▸ SHORT TASK: The exercise asks you to copy every line below in which "name" appears.

Records from a data source
****************************************
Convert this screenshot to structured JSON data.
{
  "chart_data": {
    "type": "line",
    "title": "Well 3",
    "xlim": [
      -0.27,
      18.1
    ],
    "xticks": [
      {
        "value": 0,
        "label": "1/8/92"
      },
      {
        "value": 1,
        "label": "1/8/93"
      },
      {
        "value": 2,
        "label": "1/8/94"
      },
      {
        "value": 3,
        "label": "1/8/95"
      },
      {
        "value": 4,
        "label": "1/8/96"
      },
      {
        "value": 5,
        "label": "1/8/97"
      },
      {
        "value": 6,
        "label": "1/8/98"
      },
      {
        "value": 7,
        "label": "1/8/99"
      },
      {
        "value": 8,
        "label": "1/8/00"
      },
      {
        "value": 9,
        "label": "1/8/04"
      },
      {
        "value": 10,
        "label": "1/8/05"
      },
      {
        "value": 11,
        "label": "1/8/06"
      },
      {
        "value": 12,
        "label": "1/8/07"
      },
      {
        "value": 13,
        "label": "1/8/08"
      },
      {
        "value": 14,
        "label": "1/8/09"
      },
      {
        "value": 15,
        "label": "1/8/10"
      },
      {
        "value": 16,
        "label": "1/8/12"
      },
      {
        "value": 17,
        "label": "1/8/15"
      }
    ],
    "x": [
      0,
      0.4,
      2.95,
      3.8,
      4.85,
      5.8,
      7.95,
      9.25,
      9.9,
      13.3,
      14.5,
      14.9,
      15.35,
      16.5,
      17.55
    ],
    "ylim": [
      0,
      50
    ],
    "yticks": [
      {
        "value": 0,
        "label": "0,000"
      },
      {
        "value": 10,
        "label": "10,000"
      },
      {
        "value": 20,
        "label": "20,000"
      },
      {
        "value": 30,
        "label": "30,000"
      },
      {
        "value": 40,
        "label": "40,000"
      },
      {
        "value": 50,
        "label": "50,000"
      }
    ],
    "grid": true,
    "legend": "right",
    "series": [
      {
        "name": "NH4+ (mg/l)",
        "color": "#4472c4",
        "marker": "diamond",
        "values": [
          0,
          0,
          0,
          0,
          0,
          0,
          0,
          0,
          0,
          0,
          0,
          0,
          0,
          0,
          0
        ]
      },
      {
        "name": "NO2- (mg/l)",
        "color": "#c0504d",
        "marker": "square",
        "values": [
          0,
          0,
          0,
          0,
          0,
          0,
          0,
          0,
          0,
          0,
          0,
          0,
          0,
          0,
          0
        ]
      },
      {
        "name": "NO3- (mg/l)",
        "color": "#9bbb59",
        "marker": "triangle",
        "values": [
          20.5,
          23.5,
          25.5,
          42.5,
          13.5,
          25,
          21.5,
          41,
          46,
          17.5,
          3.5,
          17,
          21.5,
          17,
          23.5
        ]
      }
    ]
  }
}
****************************************
▸ FINAL RESULT:
        "name": "NH4+ (mg/l)",
        "name": "NO2- (mg/l)",
        "name": "NO3- (mg/l)",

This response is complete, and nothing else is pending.